_Exercise task_
Check every line of the entries that follow, and copy the ones containing "page".

┌─ Records for processing

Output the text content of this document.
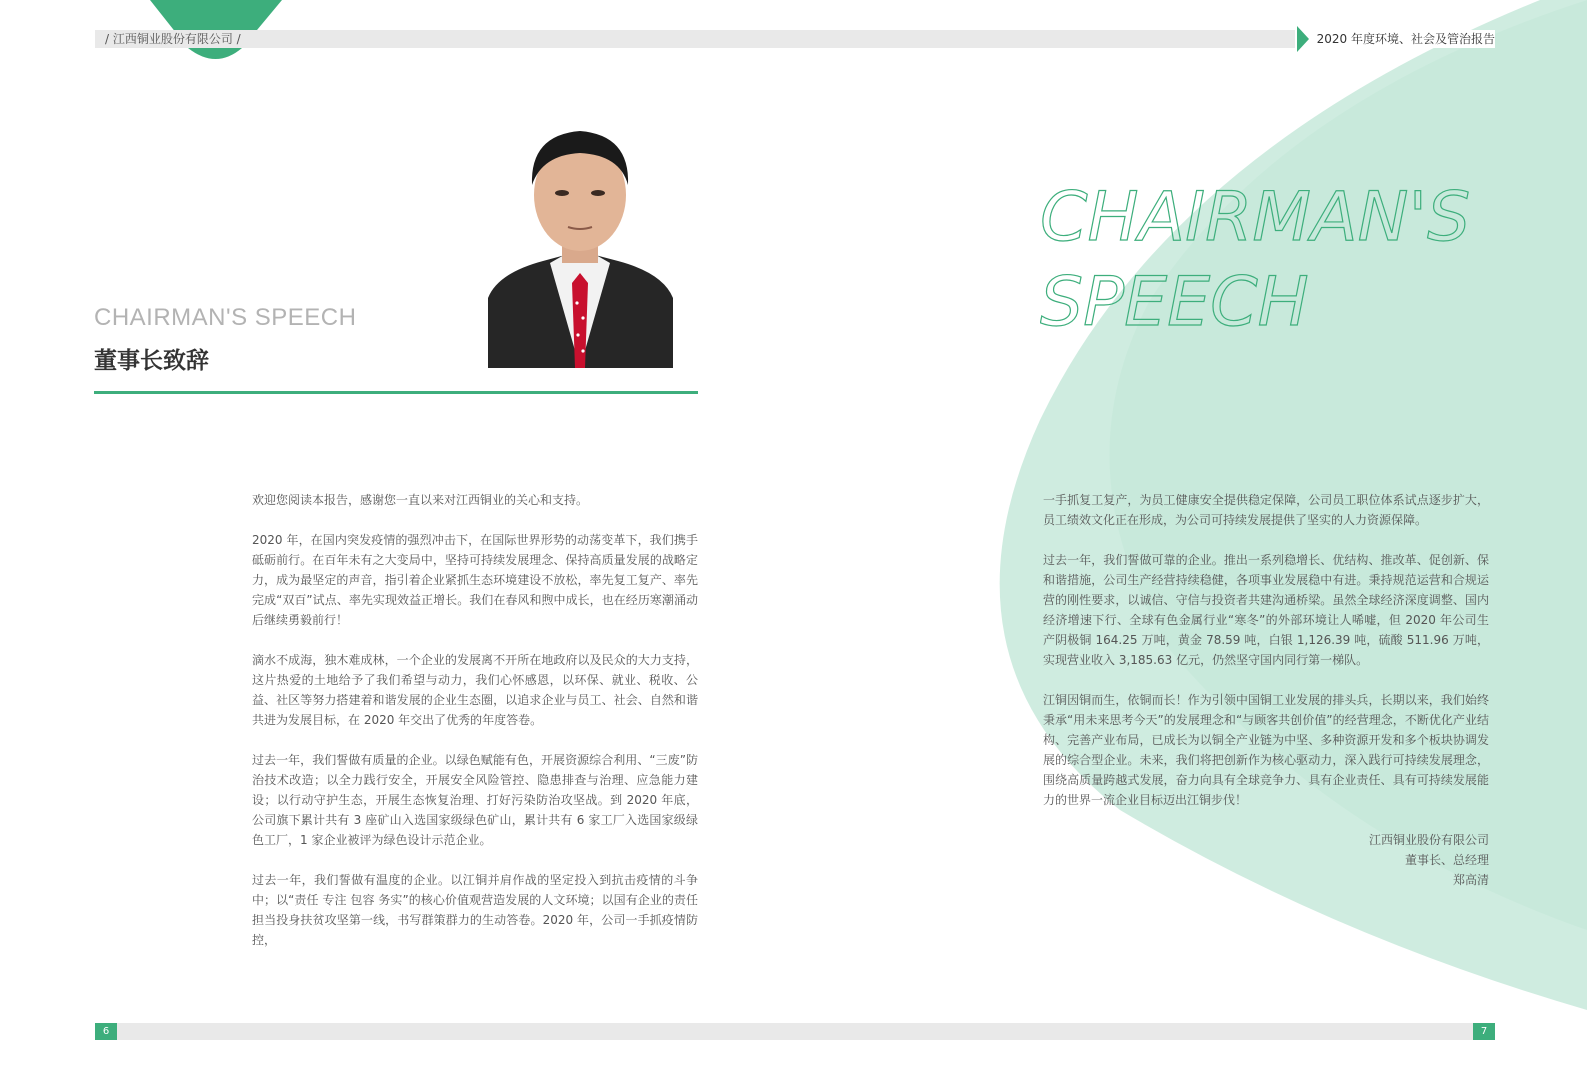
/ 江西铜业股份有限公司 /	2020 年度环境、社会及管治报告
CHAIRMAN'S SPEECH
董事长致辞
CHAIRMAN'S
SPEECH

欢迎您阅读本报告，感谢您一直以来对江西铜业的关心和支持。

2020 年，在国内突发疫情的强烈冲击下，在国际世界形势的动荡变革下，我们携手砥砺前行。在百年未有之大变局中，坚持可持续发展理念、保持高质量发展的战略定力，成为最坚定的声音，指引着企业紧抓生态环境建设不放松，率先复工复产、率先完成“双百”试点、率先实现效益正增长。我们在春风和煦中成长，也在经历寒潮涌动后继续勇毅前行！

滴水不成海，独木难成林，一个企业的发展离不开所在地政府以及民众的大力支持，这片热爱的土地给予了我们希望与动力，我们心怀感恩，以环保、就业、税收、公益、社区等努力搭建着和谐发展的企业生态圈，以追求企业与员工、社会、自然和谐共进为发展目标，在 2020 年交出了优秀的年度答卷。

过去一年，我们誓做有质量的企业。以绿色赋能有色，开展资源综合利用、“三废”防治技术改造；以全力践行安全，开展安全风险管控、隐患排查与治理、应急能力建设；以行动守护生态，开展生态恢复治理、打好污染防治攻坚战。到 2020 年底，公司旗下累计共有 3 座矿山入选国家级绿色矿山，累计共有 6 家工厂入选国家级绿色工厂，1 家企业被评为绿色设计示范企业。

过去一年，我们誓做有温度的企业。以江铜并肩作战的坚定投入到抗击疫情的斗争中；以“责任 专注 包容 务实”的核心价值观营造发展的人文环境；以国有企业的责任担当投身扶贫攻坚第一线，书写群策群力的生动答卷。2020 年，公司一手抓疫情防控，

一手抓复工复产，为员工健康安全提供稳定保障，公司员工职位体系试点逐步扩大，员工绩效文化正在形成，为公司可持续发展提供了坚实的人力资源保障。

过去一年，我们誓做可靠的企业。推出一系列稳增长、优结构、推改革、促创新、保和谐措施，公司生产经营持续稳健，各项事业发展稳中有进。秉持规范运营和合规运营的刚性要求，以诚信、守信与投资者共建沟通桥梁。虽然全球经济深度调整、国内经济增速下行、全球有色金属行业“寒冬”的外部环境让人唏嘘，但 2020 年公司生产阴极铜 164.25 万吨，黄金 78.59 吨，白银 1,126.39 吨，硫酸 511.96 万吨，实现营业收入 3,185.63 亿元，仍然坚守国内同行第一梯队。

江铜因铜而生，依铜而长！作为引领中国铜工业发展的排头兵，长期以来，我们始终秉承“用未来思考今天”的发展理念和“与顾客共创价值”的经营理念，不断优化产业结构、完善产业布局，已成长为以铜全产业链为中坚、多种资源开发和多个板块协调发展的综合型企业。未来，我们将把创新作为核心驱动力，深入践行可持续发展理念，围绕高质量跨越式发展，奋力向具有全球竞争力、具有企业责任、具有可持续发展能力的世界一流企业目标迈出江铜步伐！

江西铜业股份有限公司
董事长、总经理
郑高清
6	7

└─
┌─ Records for processing

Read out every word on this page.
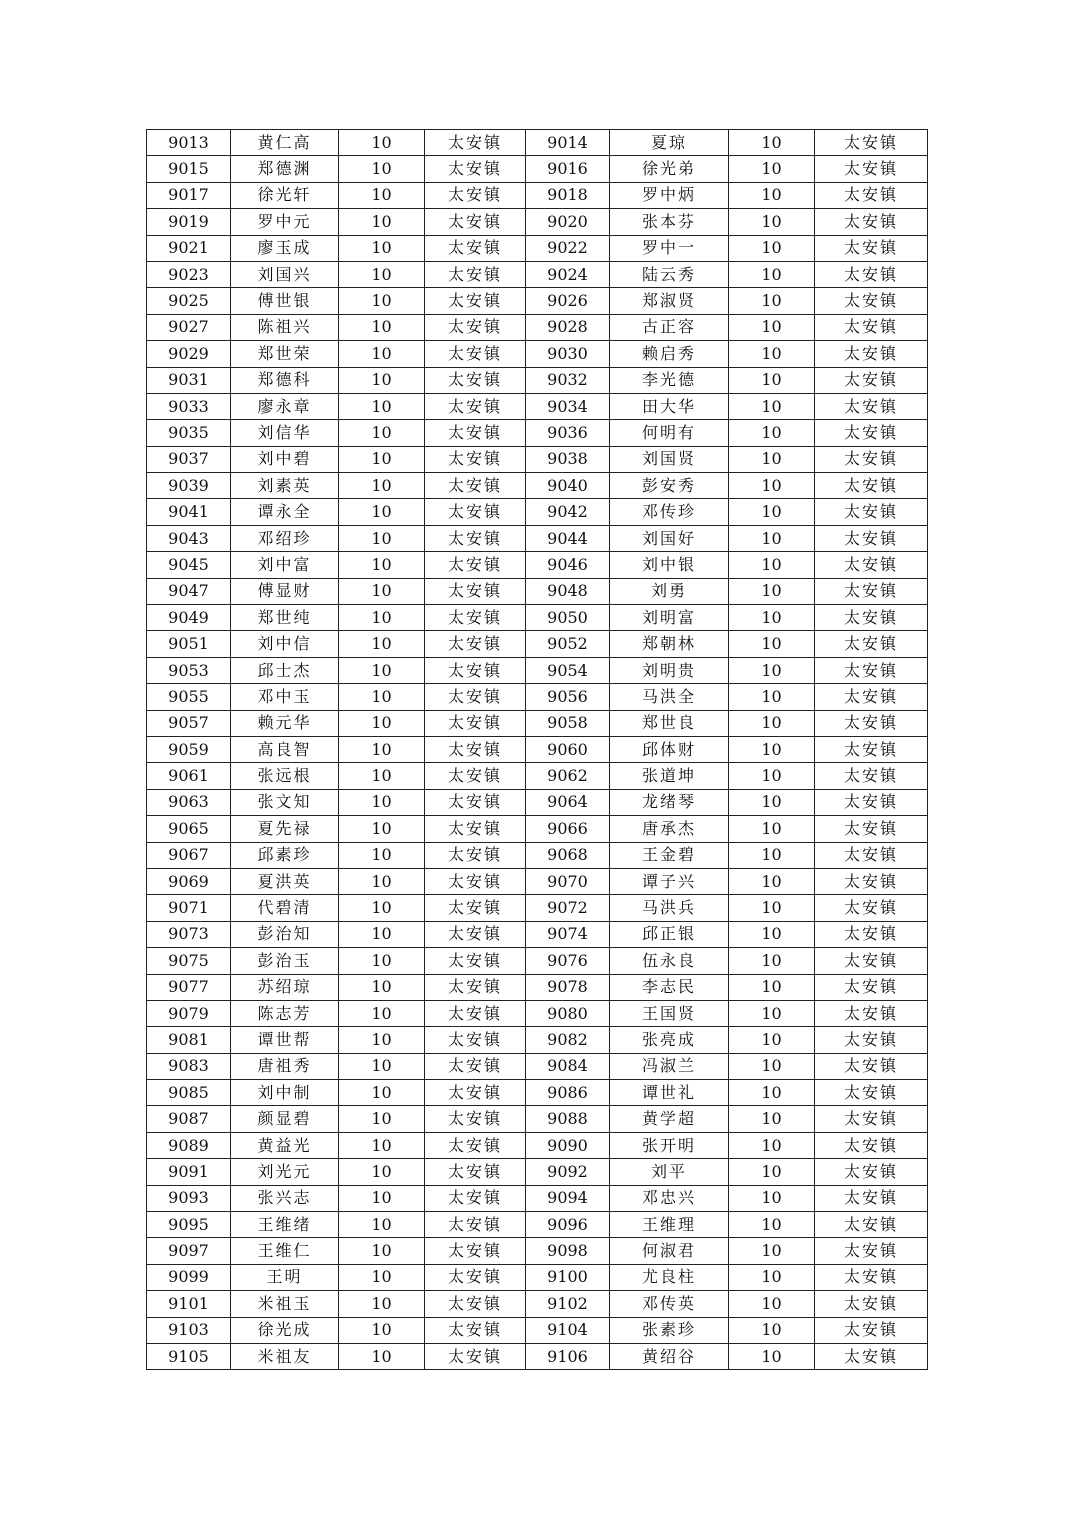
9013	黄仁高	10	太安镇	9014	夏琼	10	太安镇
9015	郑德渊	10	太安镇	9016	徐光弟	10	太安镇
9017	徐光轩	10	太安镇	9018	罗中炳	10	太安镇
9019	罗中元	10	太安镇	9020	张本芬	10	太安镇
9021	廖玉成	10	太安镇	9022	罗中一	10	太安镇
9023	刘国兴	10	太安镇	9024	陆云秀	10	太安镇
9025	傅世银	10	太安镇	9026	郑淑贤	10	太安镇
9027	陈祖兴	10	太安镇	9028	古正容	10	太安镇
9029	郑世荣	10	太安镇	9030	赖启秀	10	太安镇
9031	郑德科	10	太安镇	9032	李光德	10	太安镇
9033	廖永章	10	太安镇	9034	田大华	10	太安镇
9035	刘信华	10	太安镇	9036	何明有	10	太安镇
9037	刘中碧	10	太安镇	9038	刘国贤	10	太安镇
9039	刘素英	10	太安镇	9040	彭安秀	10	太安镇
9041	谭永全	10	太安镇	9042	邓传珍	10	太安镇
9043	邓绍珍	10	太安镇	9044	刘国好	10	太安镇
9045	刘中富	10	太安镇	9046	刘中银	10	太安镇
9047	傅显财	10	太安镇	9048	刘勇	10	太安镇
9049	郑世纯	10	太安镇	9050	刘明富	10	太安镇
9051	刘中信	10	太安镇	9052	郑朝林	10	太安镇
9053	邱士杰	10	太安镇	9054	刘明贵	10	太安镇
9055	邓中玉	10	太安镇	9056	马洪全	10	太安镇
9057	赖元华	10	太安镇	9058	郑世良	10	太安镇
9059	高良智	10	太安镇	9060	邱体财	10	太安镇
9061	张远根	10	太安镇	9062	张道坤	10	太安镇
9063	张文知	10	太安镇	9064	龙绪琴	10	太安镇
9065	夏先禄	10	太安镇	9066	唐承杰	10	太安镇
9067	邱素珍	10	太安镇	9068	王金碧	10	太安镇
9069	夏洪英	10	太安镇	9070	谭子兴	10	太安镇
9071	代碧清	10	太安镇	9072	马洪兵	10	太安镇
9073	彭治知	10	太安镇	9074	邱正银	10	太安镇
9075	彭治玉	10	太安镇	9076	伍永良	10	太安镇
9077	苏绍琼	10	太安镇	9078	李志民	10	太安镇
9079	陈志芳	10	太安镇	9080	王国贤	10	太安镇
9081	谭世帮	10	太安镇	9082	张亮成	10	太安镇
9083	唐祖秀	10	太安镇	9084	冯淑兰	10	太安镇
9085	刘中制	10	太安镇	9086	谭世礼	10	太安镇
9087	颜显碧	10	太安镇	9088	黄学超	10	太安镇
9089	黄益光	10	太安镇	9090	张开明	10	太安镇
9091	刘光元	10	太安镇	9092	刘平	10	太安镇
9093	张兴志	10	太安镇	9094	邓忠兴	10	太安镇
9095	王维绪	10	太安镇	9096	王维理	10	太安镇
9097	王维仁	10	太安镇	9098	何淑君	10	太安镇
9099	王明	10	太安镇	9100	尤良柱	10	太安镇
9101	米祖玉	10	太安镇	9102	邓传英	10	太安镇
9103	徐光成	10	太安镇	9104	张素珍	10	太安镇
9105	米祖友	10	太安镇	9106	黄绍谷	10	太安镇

└─
┌─ Records for processing

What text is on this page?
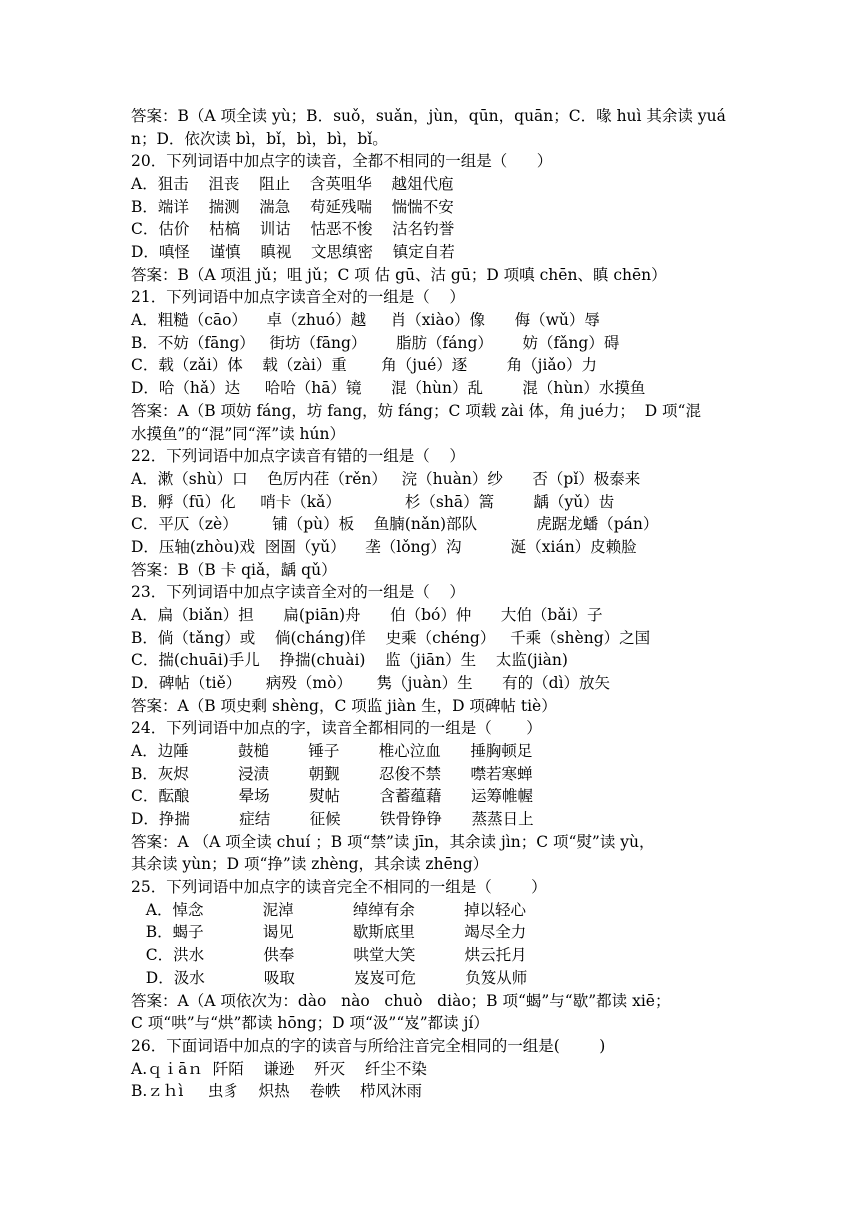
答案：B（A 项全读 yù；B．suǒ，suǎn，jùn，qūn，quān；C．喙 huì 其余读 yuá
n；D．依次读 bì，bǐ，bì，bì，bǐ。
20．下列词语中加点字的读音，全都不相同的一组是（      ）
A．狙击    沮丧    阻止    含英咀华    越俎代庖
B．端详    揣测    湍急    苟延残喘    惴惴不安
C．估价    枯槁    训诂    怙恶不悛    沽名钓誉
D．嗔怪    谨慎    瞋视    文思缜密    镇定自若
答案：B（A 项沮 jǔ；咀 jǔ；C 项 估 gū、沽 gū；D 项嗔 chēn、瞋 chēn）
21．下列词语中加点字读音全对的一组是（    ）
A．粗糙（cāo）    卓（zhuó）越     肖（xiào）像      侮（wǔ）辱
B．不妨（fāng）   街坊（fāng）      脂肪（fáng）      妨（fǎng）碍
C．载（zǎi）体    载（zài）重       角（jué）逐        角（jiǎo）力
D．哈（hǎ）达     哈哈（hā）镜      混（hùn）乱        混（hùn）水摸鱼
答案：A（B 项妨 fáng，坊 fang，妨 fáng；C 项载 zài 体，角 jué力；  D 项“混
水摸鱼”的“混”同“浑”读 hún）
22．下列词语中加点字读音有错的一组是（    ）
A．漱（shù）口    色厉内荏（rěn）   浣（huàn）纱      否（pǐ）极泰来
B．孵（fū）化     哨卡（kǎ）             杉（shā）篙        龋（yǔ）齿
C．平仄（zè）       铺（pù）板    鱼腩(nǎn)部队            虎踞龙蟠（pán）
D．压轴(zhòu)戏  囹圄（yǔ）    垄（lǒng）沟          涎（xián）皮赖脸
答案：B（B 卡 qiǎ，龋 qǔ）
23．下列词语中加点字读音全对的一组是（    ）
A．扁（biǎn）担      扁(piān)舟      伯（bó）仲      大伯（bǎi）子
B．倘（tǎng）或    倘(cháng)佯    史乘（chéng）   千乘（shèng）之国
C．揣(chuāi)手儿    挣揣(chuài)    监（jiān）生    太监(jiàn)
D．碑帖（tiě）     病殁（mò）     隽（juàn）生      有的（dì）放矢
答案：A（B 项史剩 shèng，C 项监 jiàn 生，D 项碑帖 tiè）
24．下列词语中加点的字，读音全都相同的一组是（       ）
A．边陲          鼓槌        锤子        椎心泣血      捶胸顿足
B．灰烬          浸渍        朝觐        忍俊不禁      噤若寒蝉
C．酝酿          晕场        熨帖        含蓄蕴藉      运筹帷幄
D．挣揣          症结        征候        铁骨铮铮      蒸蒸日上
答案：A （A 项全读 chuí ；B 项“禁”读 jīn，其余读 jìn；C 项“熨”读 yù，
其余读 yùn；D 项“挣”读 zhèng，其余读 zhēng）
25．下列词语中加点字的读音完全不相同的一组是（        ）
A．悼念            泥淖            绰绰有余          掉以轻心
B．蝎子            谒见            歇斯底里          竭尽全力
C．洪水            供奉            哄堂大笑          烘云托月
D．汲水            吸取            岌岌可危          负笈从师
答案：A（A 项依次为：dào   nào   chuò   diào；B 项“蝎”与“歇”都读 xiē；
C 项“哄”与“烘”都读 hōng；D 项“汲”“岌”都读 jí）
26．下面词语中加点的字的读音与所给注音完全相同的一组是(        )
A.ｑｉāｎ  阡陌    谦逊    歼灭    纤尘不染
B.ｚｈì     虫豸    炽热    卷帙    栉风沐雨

└─

_Exercise output_
Read out every word on this page.
What text is on this page?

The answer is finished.